**Aim**
Select every line containing the word "arrow" from the material, and copy those lines.

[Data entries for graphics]

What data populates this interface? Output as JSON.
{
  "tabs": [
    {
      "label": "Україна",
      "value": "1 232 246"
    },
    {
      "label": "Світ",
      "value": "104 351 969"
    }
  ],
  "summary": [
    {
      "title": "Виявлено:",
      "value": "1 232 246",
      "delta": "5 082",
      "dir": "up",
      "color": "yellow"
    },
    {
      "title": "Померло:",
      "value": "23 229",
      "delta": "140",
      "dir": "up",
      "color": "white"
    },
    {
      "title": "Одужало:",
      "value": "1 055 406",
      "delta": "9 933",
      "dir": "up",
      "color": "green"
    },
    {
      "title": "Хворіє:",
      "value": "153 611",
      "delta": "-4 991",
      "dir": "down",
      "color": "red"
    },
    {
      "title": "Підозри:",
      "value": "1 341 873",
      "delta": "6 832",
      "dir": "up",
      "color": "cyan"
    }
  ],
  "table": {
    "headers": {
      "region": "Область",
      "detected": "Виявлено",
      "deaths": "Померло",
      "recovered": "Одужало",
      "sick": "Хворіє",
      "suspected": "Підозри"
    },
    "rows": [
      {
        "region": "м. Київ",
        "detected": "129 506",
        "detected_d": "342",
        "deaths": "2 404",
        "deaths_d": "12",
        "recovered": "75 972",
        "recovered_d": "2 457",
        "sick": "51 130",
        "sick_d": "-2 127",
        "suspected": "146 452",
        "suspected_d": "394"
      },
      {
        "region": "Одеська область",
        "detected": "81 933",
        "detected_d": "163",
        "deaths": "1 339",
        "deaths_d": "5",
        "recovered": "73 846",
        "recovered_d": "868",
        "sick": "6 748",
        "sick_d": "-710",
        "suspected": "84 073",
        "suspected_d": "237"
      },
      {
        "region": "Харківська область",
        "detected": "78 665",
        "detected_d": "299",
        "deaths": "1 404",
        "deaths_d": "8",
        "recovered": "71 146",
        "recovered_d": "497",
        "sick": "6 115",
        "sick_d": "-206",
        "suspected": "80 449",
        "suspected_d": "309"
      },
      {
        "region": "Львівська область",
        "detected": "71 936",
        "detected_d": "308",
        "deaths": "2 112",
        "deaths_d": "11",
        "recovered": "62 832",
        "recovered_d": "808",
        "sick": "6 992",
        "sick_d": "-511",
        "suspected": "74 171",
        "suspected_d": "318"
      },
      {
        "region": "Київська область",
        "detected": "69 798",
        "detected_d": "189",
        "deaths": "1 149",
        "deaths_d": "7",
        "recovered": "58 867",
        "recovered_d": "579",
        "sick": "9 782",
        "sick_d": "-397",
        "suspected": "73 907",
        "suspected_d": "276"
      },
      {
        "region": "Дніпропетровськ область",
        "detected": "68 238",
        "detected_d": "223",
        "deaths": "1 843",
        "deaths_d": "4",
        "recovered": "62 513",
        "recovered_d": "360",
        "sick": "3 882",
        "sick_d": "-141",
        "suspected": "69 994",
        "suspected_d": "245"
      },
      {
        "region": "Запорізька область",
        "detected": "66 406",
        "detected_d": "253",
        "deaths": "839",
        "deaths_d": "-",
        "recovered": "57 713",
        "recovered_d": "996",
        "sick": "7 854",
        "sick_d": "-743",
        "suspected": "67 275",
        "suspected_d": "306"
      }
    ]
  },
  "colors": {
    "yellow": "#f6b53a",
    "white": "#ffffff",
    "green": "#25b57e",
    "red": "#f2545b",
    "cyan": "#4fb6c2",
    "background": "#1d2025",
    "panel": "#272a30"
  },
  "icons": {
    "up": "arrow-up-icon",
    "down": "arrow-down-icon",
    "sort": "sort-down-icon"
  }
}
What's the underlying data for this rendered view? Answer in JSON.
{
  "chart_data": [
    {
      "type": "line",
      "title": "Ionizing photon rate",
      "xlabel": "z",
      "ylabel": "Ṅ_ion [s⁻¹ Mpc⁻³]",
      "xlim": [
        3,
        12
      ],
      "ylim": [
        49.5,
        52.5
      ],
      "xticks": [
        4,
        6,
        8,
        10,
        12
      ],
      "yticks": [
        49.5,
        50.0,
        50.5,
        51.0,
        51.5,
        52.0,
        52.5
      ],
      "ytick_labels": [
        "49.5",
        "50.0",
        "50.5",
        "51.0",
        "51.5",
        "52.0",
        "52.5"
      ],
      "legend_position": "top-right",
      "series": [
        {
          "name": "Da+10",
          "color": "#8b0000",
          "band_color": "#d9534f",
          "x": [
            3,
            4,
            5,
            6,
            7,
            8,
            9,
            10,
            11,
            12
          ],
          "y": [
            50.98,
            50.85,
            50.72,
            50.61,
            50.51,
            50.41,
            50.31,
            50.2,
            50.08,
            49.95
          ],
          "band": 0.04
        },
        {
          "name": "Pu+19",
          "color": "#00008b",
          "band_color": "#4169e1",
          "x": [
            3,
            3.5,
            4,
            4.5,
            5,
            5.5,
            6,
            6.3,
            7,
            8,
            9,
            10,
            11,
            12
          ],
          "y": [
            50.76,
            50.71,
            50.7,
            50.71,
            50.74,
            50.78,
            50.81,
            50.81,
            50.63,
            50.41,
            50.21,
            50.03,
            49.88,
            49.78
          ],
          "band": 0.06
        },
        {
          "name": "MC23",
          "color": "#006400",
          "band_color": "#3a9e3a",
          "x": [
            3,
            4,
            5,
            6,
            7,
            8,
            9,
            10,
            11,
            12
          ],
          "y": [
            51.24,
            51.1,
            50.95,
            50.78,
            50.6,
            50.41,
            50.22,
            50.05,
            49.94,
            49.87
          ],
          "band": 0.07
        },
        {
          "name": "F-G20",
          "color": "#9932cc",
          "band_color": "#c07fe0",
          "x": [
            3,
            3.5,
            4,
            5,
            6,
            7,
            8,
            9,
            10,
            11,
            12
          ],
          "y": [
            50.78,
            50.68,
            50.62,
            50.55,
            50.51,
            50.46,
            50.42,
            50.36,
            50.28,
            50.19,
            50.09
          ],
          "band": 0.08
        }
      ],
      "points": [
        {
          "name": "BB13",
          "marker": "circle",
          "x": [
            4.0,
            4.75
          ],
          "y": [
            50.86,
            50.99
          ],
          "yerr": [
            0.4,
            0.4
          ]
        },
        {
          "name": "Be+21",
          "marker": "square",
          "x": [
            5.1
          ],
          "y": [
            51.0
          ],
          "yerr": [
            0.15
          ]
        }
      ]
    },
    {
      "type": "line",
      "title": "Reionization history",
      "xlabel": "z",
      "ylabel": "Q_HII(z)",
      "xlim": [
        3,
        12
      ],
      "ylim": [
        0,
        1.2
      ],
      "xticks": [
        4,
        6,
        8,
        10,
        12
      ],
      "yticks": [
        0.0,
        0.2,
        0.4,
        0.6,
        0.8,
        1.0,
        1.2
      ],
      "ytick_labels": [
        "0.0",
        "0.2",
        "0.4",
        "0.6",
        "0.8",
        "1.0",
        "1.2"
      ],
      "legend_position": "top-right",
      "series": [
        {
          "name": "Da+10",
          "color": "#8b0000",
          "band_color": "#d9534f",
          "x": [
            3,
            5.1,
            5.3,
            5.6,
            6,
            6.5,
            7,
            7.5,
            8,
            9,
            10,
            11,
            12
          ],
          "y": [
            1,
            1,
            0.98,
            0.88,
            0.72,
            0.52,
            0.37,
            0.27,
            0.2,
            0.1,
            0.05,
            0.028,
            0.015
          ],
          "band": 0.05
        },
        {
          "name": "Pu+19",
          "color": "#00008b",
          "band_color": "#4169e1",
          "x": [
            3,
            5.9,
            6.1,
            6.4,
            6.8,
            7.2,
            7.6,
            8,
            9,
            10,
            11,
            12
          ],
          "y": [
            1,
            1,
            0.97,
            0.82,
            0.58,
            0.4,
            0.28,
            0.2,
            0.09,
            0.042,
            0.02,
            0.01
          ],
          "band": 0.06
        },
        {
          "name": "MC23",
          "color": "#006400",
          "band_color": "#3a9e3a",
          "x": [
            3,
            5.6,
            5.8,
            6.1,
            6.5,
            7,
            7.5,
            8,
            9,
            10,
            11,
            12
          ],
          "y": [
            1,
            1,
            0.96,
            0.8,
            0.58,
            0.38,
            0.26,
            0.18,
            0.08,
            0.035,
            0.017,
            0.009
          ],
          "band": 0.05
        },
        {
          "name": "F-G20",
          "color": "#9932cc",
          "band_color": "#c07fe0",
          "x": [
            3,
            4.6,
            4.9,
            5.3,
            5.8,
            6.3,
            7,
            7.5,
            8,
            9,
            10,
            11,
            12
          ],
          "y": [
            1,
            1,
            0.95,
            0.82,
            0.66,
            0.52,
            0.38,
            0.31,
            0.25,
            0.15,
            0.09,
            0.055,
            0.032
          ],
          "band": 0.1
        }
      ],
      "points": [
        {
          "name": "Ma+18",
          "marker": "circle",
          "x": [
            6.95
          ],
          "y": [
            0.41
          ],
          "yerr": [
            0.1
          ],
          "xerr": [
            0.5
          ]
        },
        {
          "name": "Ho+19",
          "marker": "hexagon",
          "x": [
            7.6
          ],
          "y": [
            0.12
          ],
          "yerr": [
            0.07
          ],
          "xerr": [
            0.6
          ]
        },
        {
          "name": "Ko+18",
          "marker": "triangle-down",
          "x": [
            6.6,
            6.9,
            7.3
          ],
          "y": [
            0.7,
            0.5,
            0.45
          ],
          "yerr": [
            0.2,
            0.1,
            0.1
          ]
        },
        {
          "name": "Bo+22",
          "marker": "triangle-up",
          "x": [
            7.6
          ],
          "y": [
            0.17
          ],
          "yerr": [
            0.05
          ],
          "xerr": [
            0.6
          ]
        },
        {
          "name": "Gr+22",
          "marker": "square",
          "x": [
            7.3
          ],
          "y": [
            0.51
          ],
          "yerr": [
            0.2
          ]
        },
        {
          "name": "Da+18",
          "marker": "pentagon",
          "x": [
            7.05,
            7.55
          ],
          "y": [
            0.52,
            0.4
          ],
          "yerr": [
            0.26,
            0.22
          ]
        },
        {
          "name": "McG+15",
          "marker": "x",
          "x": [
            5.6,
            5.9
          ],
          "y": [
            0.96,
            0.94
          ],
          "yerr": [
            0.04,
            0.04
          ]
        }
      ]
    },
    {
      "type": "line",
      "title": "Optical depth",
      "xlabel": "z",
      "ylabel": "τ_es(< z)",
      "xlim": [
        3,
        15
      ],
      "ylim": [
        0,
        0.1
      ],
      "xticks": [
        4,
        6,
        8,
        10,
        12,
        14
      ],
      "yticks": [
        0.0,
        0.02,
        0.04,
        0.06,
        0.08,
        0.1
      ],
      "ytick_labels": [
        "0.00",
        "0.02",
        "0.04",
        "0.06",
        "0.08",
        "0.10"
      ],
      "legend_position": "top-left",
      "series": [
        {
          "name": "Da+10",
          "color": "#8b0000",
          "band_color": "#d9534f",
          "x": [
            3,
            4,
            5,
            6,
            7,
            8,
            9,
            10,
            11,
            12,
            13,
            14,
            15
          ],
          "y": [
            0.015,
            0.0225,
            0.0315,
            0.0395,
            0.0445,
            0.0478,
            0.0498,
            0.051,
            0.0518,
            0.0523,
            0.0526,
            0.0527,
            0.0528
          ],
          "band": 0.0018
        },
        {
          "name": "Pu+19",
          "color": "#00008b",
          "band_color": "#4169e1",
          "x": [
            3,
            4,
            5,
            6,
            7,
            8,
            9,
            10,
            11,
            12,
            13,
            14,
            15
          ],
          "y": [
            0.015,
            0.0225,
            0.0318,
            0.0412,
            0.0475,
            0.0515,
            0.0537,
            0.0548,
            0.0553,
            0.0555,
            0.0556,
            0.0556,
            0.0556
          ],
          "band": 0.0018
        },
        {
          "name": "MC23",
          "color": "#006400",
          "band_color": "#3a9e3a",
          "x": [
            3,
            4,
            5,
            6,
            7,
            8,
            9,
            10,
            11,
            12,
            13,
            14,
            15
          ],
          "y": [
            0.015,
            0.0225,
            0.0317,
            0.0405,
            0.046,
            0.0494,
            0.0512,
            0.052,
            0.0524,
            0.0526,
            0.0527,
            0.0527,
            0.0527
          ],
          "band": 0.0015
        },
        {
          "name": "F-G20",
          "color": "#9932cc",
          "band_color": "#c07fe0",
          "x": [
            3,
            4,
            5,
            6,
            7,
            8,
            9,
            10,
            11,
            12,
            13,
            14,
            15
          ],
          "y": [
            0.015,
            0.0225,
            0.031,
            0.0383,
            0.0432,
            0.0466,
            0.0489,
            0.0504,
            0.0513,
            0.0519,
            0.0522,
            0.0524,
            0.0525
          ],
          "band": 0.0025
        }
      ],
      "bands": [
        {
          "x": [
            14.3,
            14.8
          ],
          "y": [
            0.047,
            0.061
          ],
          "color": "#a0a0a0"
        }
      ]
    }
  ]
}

**Answer to this problem**
    "up": "arrow-up-icon",
    "down": "arrow-down-icon",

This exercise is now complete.